Exercise:
Pick every line with "relative" from the material below.

Raw data:
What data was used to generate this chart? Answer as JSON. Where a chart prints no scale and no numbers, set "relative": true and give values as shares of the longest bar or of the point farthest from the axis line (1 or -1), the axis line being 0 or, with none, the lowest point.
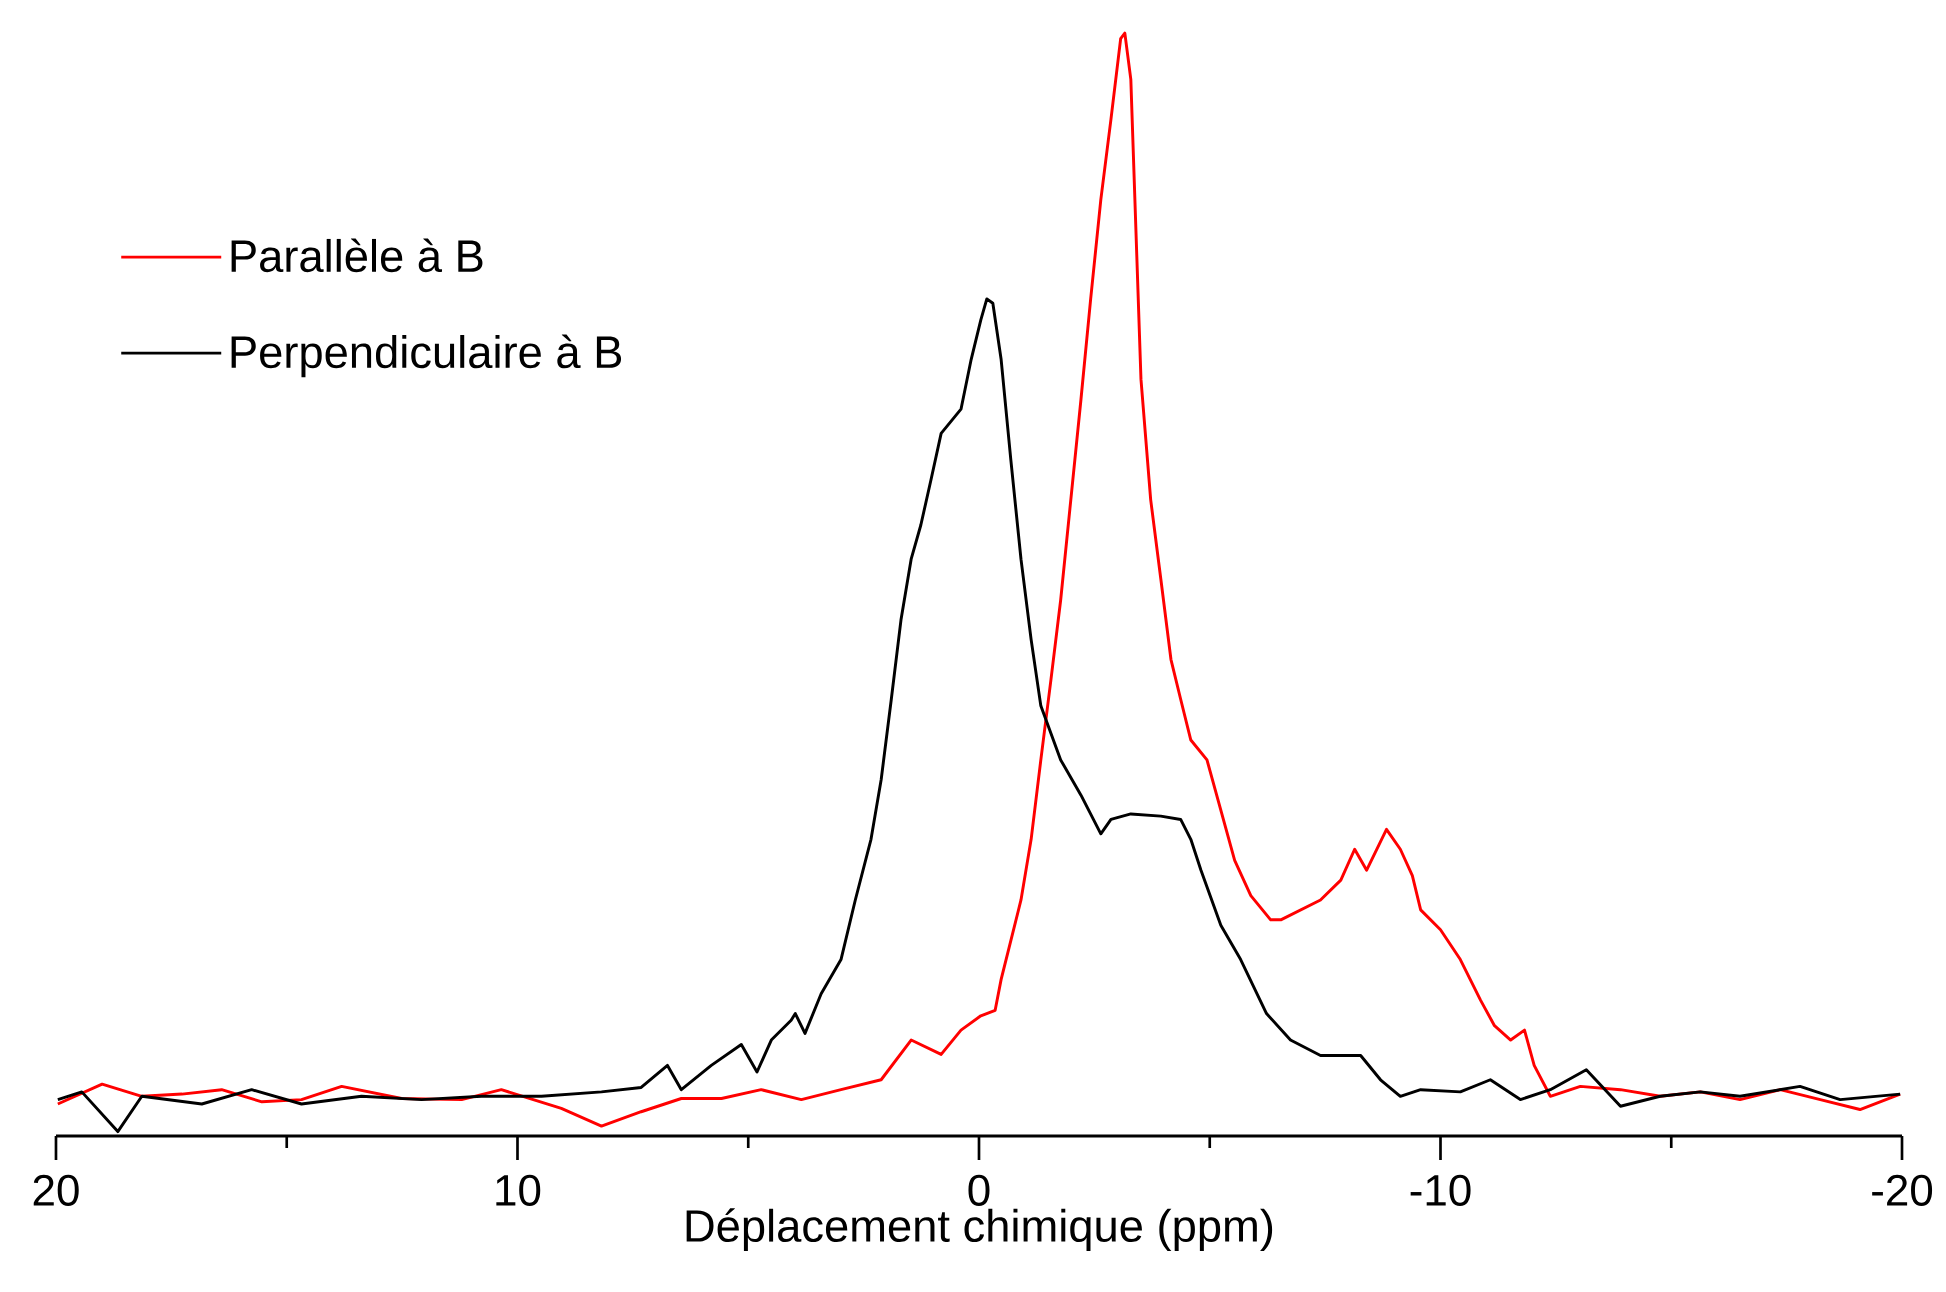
{
  "chart_data": {
    "type": "line",
    "relative": true,
    "xlabel": "Déplacement chimique (ppm)",
    "xlim": [
      20,
      -20
    ],
    "xticks": [
      20,
      {
        "value": 15,
        "label": null
      },
      10,
      {
        "value": 5,
        "label": null
      },
      0,
      {
        "value": -5,
        "label": null
      },
      -10,
      {
        "value": -15,
        "label": null
      },
      -20
    ],
    "legend": "top left",
    "marker": "none",
    "line_style": "solid",
    "grid": false,
    "series": [
      {
        "name": "Parallèle à B",
        "color": "#ff0000",
        "x": [
          19.96,
          19.0,
          18.14,
          17.27,
          16.41,
          15.54,
          14.68,
          13.81,
          12.51,
          11.21,
          10.35,
          9.05,
          8.18,
          7.32,
          6.45,
          5.58,
          4.72,
          3.85,
          2.99,
          2.12,
          1.47,
          0.82,
          0.39,
          -0.04,
          -0.35,
          -0.48,
          -0.91,
          -1.13,
          -1.34,
          -1.56,
          -1.77,
          -1.99,
          -2.21,
          -2.42,
          -2.64,
          -2.86,
          -3.07,
          -3.16,
          -3.29,
          -3.51,
          -3.72,
          -3.94,
          -4.16,
          -4.37,
          -4.59,
          -4.94,
          -5.54,
          -5.89,
          -6.32,
          -6.54,
          -6.97,
          -7.4,
          -7.84,
          -8.14,
          -8.4,
          -8.83,
          -9.13,
          -9.39,
          -9.57,
          -10.0,
          -10.43,
          -10.87,
          -11.17,
          -11.52,
          -11.82,
          -12.03,
          -12.38,
          -13.03,
          -13.9,
          -14.76,
          -15.63,
          -16.49,
          -17.36,
          -18.23,
          -19.09,
          -19.96
        ],
        "values": [
          0.029,
          0.047,
          0.036,
          0.038,
          0.042,
          0.031,
          0.033,
          0.045,
          0.034,
          0.033,
          0.042,
          0.025,
          0.009,
          0.022,
          0.034,
          0.034,
          0.042,
          0.033,
          0.042,
          0.051,
          0.087,
          0.074,
          0.096,
          0.109,
          0.114,
          0.142,
          0.214,
          0.269,
          0.341,
          0.414,
          0.486,
          0.577,
          0.668,
          0.759,
          0.849,
          0.922,
          0.995,
          1,
          0.958,
          0.686,
          0.577,
          0.505,
          0.432,
          0.396,
          0.359,
          0.341,
          0.25,
          0.218,
          0.196,
          0.196,
          0.205,
          0.214,
          0.232,
          0.26,
          0.241,
          0.278,
          0.26,
          0.236,
          0.205,
          0.187,
          0.16,
          0.123,
          0.1,
          0.087,
          0.096,
          0.064,
          0.036,
          0.045,
          0.042,
          0.036,
          0.04,
          0.033,
          0.042,
          0.033,
          0.024,
          0.038
        ]
      },
      {
        "name": "Perpendiculaire à B",
        "color": "#000000",
        "x": [
          19.96,
          19.44,
          18.66,
          18.14,
          16.84,
          15.76,
          14.68,
          13.38,
          12.08,
          10.78,
          9.48,
          8.18,
          7.32,
          6.75,
          6.45,
          5.8,
          5.15,
          4.81,
          4.5,
          4.07,
          3.98,
          3.77,
          3.42,
          2.99,
          2.68,
          2.34,
          2.12,
          1.9,
          1.69,
          1.47,
          1.26,
          1.04,
          0.82,
          0.39,
          0.17,
          -0.04,
          -0.17,
          -0.3,
          -0.48,
          -0.69,
          -0.91,
          -1.13,
          -1.34,
          -1.77,
          -2.21,
          -2.64,
          -2.86,
          -3.29,
          -3.94,
          -4.37,
          -4.59,
          -4.81,
          -5.24,
          -5.67,
          -6.23,
          -6.75,
          -7.4,
          -8.27,
          -8.7,
          -9.13,
          -9.57,
          -10.43,
          -11.08,
          -11.73,
          -12.38,
          -13.16,
          -13.9,
          -14.76,
          -15.63,
          -16.49,
          -17.79,
          -18.66,
          -19.96
        ],
        "values": [
          0.033,
          0.04,
          0.004,
          0.036,
          0.029,
          0.042,
          0.029,
          0.036,
          0.033,
          0.036,
          0.036,
          0.04,
          0.044,
          0.064,
          0.042,
          0.064,
          0.083,
          0.058,
          0.087,
          0.105,
          0.111,
          0.093,
          0.129,
          0.16,
          0.214,
          0.269,
          0.323,
          0.396,
          0.468,
          0.523,
          0.554,
          0.595,
          0.637,
          0.659,
          0.704,
          0.74,
          0.759,
          0.755,
          0.704,
          0.613,
          0.523,
          0.45,
          0.39,
          0.341,
          0.309,
          0.274,
          0.287,
          0.292,
          0.29,
          0.287,
          0.269,
          0.241,
          0.191,
          0.16,
          0.111,
          0.087,
          0.073,
          0.073,
          0.051,
          0.036,
          0.042,
          0.04,
          0.051,
          0.033,
          0.042,
          0.06,
          0.027,
          0.036,
          0.04,
          0.036,
          0.045,
          0.033,
          0.038
        ]
      }
    ]
  }
}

Correct output:
What data was used to generate this chart? Answer as JSON. Where a chart prints no scale and no numbers, set "relative": true and give values as shares of the longest bar or of the point farthest from the axis line (1 or -1), the axis line being 0 or, with none, the lowest point.
    "relative": true,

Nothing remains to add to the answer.